— Task details —
Set down the line that contains "Transcribe this image's" and every line after it to the end of the entries, exactly as they stand and nothing more.

# Supplied entries start

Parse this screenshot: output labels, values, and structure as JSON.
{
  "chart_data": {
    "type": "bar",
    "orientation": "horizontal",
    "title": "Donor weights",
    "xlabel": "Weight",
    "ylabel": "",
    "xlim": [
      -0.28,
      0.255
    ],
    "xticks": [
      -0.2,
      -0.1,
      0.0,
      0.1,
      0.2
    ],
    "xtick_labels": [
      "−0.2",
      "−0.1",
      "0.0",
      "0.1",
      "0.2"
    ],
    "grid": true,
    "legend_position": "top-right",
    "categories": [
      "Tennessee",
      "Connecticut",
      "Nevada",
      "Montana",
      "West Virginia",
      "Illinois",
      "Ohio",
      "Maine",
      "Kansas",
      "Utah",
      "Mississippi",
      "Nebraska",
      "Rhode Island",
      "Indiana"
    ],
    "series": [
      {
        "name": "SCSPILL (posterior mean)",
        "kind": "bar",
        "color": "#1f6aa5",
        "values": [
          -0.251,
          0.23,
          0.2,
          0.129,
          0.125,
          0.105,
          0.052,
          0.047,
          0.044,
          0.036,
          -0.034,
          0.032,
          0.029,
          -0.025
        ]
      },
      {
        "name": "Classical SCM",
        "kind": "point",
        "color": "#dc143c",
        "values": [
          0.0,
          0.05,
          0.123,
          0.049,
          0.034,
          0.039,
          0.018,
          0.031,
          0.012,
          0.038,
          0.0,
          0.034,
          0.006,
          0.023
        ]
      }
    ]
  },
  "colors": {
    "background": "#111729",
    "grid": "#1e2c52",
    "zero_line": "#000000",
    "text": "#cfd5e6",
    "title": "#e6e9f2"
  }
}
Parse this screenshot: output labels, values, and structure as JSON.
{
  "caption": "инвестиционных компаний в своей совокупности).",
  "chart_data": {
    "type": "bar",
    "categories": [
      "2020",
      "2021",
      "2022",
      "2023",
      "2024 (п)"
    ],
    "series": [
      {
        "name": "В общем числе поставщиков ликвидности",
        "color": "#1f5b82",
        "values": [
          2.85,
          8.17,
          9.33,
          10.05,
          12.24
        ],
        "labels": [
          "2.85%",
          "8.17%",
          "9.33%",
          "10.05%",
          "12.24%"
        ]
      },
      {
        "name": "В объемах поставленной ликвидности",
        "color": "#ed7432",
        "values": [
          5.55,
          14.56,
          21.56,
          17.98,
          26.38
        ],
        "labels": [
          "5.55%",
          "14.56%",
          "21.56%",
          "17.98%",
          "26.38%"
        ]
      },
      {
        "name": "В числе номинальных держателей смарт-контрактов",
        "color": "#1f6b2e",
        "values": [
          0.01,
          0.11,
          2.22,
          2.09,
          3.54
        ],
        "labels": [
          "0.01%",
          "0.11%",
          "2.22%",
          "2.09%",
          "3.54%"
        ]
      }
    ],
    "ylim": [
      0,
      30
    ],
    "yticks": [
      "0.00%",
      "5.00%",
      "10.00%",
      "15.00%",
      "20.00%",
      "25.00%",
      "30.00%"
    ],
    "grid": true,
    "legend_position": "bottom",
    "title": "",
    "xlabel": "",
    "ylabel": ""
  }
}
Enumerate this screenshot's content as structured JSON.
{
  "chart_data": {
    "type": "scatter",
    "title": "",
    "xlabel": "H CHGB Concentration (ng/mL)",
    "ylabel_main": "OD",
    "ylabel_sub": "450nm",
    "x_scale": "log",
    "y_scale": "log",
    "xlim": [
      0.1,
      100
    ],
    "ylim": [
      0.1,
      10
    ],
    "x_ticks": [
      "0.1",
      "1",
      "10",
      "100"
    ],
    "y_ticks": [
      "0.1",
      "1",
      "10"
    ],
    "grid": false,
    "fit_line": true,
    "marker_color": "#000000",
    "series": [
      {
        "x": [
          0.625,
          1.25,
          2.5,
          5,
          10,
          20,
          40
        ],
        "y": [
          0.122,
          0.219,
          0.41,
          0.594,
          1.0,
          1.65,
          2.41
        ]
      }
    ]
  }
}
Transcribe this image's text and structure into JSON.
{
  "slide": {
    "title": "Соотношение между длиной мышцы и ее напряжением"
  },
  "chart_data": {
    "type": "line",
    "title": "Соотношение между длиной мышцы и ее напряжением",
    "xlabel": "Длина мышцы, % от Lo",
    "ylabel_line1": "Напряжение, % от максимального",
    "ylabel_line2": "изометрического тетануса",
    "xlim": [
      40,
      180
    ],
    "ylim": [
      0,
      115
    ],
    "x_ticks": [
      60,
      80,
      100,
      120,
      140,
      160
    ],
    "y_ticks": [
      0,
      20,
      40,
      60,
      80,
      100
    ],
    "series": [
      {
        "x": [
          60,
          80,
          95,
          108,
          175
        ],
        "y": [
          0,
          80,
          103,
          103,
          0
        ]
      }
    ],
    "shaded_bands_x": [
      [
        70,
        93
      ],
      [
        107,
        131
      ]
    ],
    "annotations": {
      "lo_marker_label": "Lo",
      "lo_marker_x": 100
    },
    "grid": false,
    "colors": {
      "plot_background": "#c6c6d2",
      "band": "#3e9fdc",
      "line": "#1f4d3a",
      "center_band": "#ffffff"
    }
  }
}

# Supplied entries end

— Exercise solution —
Transcribe this image's text and structure into JSON.
{
  "slide": {
    "title": "Соотношение между длиной мышцы и ее напряжением"
  },
  "chart_data": {
    "type": "line",
    "title": "Соотношение между длиной мышцы и ее напряжением",
    "xlabel": "Длина мышцы, % от Lo",
    "ylabel_line1": "Напряжение, % от максимального",
    "ylabel_line2": "изометрического тетануса",
    "xlim": [
      40,
      180
    ],
    "ylim": [
      0,
      115
    ],
    "x_ticks": [
      60,
      80,
      100,
      120,
      140,
      160
    ],
    "y_ticks": [
      0,
      20,
      40,
      60,
      80,
      100
    ],
    "series": [
      {
        "x": [
          60,
          80,
          95,
          108,
          175
        ],
        "y": [
          0,
          80,
          103,
          103,
          0
        ]
      }
    ],
    "shaded_bands_x": [
      [
        70,
        93
      ],
      [
        107,
        131
      ]
    ],
    "annotations": {
      "lo_marker_label": "Lo",
      "lo_marker_x": 100
    },
    "grid": false,
    "colors": {
      "plot_background": "#c6c6d2",
      "band": "#3e9fdc",
      "line": "#1f4d3a",
      "center_band": "#ffffff"
    }
  }
}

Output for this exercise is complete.